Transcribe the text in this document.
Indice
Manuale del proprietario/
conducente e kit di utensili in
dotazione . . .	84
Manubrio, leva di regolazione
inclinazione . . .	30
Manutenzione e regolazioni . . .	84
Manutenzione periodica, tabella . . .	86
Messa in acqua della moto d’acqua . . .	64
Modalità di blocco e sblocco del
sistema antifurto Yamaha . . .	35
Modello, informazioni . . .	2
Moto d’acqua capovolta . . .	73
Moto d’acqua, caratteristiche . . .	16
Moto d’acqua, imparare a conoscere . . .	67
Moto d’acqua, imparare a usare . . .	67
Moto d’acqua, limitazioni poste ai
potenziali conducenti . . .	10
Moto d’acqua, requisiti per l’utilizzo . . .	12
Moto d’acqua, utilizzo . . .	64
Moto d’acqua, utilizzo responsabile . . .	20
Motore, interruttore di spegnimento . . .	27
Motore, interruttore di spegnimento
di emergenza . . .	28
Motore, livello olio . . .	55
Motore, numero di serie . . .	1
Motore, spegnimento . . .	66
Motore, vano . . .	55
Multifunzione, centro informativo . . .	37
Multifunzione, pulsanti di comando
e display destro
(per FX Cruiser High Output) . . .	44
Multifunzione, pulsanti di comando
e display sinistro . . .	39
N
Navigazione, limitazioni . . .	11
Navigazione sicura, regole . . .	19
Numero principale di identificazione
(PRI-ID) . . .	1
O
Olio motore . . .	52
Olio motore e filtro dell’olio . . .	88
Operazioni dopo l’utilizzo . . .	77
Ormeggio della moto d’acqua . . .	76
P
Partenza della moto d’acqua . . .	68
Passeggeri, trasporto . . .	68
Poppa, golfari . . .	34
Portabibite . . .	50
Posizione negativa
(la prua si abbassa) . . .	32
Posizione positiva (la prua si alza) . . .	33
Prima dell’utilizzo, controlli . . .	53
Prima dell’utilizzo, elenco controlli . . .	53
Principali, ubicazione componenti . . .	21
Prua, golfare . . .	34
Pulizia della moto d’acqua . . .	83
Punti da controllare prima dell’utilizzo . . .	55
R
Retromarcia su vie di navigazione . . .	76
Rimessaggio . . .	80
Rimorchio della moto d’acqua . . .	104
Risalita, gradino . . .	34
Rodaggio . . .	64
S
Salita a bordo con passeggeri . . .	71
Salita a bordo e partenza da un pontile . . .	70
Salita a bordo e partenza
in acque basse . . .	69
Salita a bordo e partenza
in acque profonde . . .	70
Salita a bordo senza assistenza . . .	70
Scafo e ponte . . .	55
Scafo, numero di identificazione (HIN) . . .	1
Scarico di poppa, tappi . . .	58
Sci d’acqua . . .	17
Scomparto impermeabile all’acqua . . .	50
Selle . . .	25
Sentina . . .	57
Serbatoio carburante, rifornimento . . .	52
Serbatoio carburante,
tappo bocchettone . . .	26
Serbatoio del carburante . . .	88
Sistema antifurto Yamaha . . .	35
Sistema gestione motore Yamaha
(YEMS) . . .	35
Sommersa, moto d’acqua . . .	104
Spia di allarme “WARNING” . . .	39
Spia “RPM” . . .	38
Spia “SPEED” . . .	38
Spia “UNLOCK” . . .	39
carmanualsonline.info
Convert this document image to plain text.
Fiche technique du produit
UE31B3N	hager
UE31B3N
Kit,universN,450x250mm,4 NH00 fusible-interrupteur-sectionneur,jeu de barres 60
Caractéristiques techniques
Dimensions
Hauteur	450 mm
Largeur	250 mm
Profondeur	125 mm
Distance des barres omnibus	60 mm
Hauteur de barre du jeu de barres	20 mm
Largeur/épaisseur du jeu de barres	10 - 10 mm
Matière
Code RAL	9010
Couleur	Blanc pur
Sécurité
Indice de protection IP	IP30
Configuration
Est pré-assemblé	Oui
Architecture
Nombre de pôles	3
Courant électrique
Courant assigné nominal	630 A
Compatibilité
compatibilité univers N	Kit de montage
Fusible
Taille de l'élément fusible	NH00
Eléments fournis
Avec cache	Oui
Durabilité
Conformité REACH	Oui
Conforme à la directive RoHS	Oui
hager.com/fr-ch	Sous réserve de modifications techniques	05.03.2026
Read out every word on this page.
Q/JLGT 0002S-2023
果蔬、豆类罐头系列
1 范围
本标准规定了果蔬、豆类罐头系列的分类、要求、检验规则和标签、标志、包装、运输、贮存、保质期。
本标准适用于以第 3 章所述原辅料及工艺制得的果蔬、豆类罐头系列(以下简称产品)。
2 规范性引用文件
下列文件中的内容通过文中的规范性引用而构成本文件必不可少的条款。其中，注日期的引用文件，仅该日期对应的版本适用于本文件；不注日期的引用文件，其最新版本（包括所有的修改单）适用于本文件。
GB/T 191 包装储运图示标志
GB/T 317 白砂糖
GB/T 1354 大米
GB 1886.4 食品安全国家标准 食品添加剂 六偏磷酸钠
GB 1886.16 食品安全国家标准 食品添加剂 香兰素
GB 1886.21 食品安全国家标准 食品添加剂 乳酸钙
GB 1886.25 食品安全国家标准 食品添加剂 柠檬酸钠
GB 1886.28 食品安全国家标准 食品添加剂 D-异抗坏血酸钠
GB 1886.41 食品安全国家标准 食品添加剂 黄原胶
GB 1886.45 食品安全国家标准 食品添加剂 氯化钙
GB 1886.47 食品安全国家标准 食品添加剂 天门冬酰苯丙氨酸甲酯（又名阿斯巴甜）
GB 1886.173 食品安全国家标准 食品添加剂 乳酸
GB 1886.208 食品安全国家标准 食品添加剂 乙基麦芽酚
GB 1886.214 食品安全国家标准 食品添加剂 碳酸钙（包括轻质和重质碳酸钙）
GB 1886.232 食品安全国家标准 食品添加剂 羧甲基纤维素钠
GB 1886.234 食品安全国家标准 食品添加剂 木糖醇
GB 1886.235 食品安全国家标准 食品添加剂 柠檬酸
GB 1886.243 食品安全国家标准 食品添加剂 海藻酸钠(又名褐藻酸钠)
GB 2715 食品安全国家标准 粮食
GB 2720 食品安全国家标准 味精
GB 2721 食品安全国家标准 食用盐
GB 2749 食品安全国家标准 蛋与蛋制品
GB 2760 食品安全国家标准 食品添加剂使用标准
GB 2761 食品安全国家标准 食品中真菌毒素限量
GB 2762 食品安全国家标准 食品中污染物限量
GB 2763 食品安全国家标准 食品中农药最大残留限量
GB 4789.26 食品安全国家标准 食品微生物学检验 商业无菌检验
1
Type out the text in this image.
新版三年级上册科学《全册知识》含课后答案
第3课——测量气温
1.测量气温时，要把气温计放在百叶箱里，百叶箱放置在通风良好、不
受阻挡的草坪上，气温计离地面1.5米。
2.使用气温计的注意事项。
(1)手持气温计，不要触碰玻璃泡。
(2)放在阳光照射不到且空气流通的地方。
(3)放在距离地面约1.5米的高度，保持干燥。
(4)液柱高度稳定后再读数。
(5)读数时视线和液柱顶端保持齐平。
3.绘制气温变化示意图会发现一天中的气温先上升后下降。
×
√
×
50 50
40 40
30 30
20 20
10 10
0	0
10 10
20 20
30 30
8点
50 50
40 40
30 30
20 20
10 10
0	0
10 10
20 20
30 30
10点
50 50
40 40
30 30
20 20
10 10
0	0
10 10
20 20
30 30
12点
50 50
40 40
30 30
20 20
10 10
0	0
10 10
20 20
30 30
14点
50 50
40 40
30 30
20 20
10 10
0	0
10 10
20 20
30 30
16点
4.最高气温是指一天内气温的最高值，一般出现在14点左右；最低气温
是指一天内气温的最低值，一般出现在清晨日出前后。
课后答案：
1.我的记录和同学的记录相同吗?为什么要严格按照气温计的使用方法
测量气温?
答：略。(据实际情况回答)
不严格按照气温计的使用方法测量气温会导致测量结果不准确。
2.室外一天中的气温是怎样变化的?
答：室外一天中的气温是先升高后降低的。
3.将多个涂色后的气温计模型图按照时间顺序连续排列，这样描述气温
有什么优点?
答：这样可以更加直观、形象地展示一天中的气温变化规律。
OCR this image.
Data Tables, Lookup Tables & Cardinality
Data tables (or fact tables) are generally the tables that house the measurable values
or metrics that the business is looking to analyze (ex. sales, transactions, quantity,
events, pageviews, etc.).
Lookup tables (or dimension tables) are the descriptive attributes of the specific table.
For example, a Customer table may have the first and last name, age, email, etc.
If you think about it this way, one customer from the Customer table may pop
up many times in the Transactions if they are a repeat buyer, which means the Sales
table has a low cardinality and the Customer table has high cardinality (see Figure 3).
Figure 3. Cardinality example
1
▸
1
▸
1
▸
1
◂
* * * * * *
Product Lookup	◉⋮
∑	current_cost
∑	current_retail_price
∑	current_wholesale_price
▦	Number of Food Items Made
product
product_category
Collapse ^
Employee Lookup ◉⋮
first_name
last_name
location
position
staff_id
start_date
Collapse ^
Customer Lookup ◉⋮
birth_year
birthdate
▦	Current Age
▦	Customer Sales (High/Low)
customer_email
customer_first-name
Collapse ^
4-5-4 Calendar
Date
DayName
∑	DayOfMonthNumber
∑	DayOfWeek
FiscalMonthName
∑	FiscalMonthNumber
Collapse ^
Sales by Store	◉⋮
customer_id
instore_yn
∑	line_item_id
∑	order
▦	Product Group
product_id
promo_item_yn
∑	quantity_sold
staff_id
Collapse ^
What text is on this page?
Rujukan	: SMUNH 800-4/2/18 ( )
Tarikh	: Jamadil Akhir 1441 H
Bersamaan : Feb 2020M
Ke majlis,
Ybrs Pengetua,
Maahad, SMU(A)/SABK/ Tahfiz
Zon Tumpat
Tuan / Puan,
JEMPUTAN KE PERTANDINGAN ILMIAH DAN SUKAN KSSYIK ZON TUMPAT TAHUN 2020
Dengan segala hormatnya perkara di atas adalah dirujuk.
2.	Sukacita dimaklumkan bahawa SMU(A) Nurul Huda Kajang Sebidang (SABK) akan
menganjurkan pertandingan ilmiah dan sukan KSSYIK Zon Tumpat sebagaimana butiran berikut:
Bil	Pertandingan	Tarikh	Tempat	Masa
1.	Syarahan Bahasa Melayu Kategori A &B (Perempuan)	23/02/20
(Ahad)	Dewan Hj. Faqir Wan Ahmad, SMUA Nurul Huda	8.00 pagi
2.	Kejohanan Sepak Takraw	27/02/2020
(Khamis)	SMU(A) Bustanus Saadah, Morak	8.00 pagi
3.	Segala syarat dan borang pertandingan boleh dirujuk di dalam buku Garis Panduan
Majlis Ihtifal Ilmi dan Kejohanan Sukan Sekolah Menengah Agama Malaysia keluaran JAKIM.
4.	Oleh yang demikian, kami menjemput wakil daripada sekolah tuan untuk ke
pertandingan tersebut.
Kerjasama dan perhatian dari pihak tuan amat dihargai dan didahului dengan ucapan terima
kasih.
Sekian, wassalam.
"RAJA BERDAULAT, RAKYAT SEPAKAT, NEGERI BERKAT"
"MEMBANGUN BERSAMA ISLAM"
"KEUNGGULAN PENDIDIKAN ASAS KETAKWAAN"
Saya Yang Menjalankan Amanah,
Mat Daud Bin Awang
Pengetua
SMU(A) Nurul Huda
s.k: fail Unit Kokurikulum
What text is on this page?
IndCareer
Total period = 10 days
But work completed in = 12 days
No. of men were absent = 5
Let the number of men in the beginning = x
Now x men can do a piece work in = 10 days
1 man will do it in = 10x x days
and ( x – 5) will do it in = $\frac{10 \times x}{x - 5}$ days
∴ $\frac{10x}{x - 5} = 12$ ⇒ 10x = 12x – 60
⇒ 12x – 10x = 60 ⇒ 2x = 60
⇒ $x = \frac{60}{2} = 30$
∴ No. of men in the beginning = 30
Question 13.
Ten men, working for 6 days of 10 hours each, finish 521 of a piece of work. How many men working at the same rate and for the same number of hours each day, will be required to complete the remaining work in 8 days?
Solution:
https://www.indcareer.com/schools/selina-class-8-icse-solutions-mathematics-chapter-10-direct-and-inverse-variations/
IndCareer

▸ To be done:
Show all lines from the records above where the word "Spia" occurs.

▸ The completed task:
Spia di allarme “WARNING” . . .	39
Spia “RPM” . . .	38
Spia “SPEED” . . .	38
Spia “UNLOCK” . . .	39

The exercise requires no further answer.